(Dataset entries on figures)
## start
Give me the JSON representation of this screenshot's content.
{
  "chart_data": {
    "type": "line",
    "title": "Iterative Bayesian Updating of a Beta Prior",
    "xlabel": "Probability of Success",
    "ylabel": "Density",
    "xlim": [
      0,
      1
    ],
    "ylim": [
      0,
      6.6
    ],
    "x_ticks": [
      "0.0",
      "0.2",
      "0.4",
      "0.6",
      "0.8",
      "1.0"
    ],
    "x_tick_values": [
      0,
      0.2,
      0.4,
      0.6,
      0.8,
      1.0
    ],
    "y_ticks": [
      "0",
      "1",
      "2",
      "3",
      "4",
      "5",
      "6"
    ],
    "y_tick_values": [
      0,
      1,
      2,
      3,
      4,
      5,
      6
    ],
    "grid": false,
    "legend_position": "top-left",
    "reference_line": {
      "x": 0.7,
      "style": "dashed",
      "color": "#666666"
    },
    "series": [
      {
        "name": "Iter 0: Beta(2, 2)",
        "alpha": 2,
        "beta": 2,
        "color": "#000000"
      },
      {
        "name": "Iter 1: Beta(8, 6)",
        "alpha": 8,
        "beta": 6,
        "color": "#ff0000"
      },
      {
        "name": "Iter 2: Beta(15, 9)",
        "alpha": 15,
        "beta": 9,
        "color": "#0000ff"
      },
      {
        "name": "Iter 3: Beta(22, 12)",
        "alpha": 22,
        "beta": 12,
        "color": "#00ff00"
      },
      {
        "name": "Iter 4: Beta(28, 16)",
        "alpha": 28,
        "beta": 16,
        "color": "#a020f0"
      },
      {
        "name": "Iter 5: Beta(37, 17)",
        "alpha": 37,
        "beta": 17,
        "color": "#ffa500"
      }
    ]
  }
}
## end
Above are some records. Print them all exactly.

WRITTEN ANSWER:
Give me the JSON representation of this screenshot's content.
{
  "chart_data": {
    "type": "line",
    "title": "Iterative Bayesian Updating of a Beta Prior",
    "xlabel": "Probability of Success",
    "ylabel": "Density",
    "xlim": [
      0,
      1
    ],
    "ylim": [
      0,
      6.6
    ],
    "x_ticks": [
      "0.0",
      "0.2",
      "0.4",
      "0.6",
      "0.8",
      "1.0"
    ],
    "x_tick_values": [
      0,
      0.2,
      0.4,
      0.6,
      0.8,
      1.0
    ],
    "y_ticks": [
      "0",
      "1",
      "2",
      "3",
      "4",
      "5",
      "6"
    ],
    "y_tick_values": [
      0,
      1,
      2,
      3,
      4,
      5,
      6
    ],
    "grid": false,
    "legend_position": "top-left",
    "reference_line": {
      "x": 0.7,
      "style": "dashed",
      "color": "#666666"
    },
    "series": [
      {
        "name": "Iter 0: Beta(2, 2)",
        "alpha": 2,
        "beta": 2,
        "color": "#000000"
      },
      {
        "name": "Iter 1: Beta(8, 6)",
        "alpha": 8,
        "beta": 6,
        "color": "#ff0000"
      },
      {
        "name": "Iter 2: Beta(15, 9)",
        "alpha": 15,
        "beta": 9,
        "color": "#0000ff"
      },
      {
        "name": "Iter 3: Beta(22, 12)",
        "alpha": 22,
        "beta": 12,
        "color": "#00ff00"
      },
      {
        "name": "Iter 4: Beta(28, 16)",
        "alpha": 28,
        "beta": 16,
        "color": "#a020f0"
      },
      {
        "name": "Iter 5: Beta(37, 17)",
        "alpha": 37,
        "beta": 17,
        "color": "#ffa500"
      }
    ]
  }
}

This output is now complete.